La calificación de los hechos como «desahogo obligado del espíritu oprimido», debida a la socialista Margarita Nelken, no contribuyó por cierto a que entre las filas del cuerpo la noticia fuera acogida con templanza. Una reunión de jefes llegó a sugerir al director general la posibilidad de sublevarse contra el régimen, lo que Sanjurjo rechazó de plano, por la inconveniencia de alzarse por unos hechos que afectaban tan directamente a la Guardia Civil y porque consideraba que era un hecho aislado y en modo alguno respaldado por las autoridades republicanas. No obstante, aconsejó a sus hombres que en adelante no pecaran de los excesos de confianza que habían llevado al cabo Blanco y sus hombres al martirio, y que denunciaran «aquellas excitaciones que en mítines y reuniones se hacen a las masas obreras para enfrentárnoslas, olvidando que por ellas también laboramos, pues sin el orden y la paz social que defendemos, su existencia y bienestar se verían comprometidos». Y añadía: «Que sepan todos que si nuestros muertos nos llegan al alma, también nos duelen los que caen frente a nosotros en la lucha de la obcecación, el engaño o la incultura con el cumplimiento estricto del deber». Los hombres de la Benemérita tomarían buena nota de las advertencias de su director general. Pero su resultado sería trágico, aumentando el saldo de los caídos frente a sus fusiles.

_DATOS SIN PROCESAR_
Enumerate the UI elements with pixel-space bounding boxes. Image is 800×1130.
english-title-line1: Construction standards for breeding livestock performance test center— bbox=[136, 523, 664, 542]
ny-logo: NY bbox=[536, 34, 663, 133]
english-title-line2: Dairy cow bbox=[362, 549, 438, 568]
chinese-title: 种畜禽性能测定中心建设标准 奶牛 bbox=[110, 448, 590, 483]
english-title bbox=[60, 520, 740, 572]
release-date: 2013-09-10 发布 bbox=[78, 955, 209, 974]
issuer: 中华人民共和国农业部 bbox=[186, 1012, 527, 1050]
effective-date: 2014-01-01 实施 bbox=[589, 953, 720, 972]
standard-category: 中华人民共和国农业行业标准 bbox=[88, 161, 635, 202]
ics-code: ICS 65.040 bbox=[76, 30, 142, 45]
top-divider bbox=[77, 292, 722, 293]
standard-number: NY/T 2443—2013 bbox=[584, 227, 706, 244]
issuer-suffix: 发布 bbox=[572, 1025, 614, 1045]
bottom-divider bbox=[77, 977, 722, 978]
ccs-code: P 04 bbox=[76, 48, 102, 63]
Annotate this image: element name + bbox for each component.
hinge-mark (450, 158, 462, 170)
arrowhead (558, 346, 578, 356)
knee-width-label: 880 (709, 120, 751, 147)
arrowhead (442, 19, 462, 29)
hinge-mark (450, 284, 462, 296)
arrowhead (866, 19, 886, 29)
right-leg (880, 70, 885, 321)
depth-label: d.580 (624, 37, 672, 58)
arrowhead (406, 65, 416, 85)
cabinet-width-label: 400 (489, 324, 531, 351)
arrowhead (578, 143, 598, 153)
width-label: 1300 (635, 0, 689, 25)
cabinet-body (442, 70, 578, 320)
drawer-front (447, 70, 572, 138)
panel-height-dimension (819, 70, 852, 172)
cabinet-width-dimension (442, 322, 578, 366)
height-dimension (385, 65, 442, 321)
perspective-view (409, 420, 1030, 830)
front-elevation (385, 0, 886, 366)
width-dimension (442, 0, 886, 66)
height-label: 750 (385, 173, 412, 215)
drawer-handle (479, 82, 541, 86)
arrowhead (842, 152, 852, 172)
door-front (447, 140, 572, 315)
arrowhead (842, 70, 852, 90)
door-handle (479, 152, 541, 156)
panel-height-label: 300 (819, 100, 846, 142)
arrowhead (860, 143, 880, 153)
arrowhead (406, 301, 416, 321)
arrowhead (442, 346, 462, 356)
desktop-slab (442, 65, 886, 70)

_INSTRUCCIONES_
**1.** ¿Qué personas aparecen mencionadas por su nombre en el texto sobre la Guardia Civil y Sanjurjo?
**2.** Reanuda el texto sobre la Guardia Civil y Sanjurjo a partir de su última frase.

_RESPUESTAS_
**1.** Margarita Nelken, Sanjurjo y el cabo Blanco.

**2.**
Así ocurrió en los incidentes que hubo en Écija, Epila, Zalamea de la Serena, Calzada de Calatrava o Xeresa, donde los guardias se emplearon con dureza. Y sobre todo, en el pueblo de Arnedo (La Rioja), que el 5 de enero de 1932 fue el escenario de una de las más desafortunadas actuaciones de la historia de la Guardia Civil. En el origen, una vez más, el cacique: Faustino Muro, dueño de una fábrica de calzados que, tras presionar a sus empleados con el despido si no votaban por los partidos monárquicos, había llevado a cabo su amenaza. El conflicto que se abrió a continuación trató de resolverlo el gobernador civil, pactando la admisión de los despedidos por otros empresarios locales. Pero el día que se presentó en Arnedo para cerrar el acuerdo, los sindicatos organizaron una huelga general. Había además rumores de reparto de armas entre los huelguistas, que corlaron con tachuelas los accesos. La Guardia Civil hizo un despliegue extraordinario para mantener el orden; en total la fuerza la componían 28 hombres, al mando del teniente Juan Corcuera Piedrahita. A las cuatro de la tarde, los manifestantes decidieron reunirse en la Plaza de la República. Llegaron por un lado las mujeres y niños, que encabezaban la marcha escoltados por los guardias, y por otro los hombres, que se separaron al llegar a la plaza. Esto desconcertó al teniente, que apostó a sus hombres en el zaguán del ayuntamiento (donde estaba reunido el gobernador con los industriales y el alcalde) y los soportales de la plaza. Varios hombres se encaminaron hacia la casa consistorial, ante lo que el teniente destacó al sargento Antonio Herráez con dos guardias para cortarles el paso. De pronto, uno de ellos quedó aislado al rodearlo las mujeres, momento en que uno de los manifestantes inició un forcejeo con él. Se oyó un disparo, que alcanzó en la pierna a uno de los guardias. La multitud empezó a gritar y restallaron al unísono los cerrojos de los fusiles. Alguien gritó: «¡Fuego!» El teniente negaría haber sido él, pero los guardias, que obedecieron la voz, contradijeron su versión.
La plaza quedó despejada en un abrir y cerrar de ojos. Cuatro hombres, una mujer y un niño cayeron muertos allí mismo, y otros treinta vecinos, malheridos, recibieron en el acto el auxilio de los abrumados guardias. Cinco de ellos murieron en los días siguientes. Once muertos, en total, que iban a traer graves consecuencias para el cuerpo, y que, como señala Miguel López Corral, bien habrían podido evitarse con unos tiros al aire o con un mejor despliegue de la fuerza, que al teniente Corcuera nadie lo había instruido para organizar.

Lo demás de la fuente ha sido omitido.